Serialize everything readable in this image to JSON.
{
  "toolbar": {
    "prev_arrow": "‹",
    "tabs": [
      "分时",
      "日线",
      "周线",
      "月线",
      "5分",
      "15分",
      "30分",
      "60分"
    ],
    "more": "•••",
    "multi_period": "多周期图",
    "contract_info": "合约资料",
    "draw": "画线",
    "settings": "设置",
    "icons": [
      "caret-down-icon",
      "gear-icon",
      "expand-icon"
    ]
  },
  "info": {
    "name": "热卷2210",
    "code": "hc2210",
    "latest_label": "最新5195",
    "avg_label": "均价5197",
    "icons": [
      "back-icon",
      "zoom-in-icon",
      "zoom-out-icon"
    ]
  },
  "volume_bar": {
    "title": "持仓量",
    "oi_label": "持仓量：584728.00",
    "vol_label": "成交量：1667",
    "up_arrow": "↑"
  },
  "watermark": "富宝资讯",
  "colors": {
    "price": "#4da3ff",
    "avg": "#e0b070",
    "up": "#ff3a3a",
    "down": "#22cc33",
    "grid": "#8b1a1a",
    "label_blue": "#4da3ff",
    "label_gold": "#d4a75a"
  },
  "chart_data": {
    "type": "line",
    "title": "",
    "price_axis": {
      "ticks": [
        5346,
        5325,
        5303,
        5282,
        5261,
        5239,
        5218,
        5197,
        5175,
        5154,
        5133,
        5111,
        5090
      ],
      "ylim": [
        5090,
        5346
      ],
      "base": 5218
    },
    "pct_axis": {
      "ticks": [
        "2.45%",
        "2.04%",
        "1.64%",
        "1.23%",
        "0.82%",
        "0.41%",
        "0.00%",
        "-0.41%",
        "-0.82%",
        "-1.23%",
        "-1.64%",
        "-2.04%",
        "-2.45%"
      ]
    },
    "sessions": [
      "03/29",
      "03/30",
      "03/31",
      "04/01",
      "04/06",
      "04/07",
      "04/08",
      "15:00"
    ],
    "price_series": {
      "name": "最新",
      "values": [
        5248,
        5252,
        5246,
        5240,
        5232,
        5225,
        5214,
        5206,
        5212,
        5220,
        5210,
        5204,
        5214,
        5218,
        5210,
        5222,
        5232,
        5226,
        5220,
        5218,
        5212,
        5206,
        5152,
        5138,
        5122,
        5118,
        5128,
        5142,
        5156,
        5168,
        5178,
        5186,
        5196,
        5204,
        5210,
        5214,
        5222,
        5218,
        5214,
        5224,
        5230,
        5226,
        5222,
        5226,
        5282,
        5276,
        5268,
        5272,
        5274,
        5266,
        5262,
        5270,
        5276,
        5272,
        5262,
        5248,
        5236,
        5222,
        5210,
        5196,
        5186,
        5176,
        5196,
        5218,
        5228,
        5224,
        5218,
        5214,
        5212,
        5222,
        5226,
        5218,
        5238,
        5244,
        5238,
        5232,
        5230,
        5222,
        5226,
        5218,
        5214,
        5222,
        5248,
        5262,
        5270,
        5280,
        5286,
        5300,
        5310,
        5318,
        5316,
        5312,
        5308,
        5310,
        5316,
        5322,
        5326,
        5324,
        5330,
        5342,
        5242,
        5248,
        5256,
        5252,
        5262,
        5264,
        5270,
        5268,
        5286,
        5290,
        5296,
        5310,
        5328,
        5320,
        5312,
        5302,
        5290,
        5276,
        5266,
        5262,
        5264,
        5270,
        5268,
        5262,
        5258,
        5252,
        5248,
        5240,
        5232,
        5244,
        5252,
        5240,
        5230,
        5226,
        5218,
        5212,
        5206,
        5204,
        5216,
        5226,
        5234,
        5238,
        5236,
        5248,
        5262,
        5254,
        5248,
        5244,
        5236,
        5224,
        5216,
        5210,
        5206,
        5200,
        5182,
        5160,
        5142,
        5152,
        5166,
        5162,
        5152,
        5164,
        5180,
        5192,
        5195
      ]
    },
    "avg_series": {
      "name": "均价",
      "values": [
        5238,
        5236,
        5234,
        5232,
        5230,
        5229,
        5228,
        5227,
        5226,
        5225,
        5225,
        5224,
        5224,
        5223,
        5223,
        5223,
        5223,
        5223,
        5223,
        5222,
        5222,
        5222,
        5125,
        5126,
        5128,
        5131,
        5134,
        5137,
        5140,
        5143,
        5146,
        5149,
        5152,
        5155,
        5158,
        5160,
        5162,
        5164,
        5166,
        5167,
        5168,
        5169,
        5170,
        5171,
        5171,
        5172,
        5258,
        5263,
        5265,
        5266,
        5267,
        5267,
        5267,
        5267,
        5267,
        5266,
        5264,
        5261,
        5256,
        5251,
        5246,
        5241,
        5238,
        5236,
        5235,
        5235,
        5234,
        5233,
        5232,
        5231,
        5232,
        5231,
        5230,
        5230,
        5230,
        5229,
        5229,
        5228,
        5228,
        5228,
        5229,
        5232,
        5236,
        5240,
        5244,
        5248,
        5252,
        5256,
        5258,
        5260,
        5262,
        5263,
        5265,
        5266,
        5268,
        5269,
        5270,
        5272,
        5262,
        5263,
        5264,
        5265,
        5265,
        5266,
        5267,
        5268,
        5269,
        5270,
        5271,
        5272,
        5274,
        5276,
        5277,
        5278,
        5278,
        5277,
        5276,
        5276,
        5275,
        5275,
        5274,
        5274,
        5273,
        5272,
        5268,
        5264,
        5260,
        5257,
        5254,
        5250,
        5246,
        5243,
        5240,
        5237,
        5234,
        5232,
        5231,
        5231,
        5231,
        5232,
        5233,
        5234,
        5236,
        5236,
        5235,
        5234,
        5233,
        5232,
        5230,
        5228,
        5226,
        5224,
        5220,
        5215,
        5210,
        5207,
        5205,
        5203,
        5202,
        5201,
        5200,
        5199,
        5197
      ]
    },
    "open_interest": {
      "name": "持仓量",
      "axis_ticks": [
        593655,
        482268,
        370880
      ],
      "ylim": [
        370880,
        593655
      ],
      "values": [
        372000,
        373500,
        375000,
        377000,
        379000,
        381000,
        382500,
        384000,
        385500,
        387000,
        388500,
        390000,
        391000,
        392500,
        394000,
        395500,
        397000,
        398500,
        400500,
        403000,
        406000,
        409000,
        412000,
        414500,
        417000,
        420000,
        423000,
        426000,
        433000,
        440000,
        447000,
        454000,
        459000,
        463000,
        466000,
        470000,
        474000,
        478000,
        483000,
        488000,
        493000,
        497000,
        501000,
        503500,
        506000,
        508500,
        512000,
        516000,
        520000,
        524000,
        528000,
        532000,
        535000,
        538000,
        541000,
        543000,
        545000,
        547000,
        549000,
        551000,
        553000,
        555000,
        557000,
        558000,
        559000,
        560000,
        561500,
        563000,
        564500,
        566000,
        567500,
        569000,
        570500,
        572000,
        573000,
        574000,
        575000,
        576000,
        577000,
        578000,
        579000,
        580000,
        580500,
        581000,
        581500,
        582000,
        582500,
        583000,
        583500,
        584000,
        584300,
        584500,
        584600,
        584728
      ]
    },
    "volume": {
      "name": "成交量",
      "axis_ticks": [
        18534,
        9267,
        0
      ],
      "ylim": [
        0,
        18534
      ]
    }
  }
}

============================================================

▶ [Exercise objective] From the entries above, return each line with the word "name" in it.

▶ [Response to this task]
    "name": "热卷2210",
      "name": "最新",
      "name": "均价",
      "name": "持仓量",
      "name": "成交量",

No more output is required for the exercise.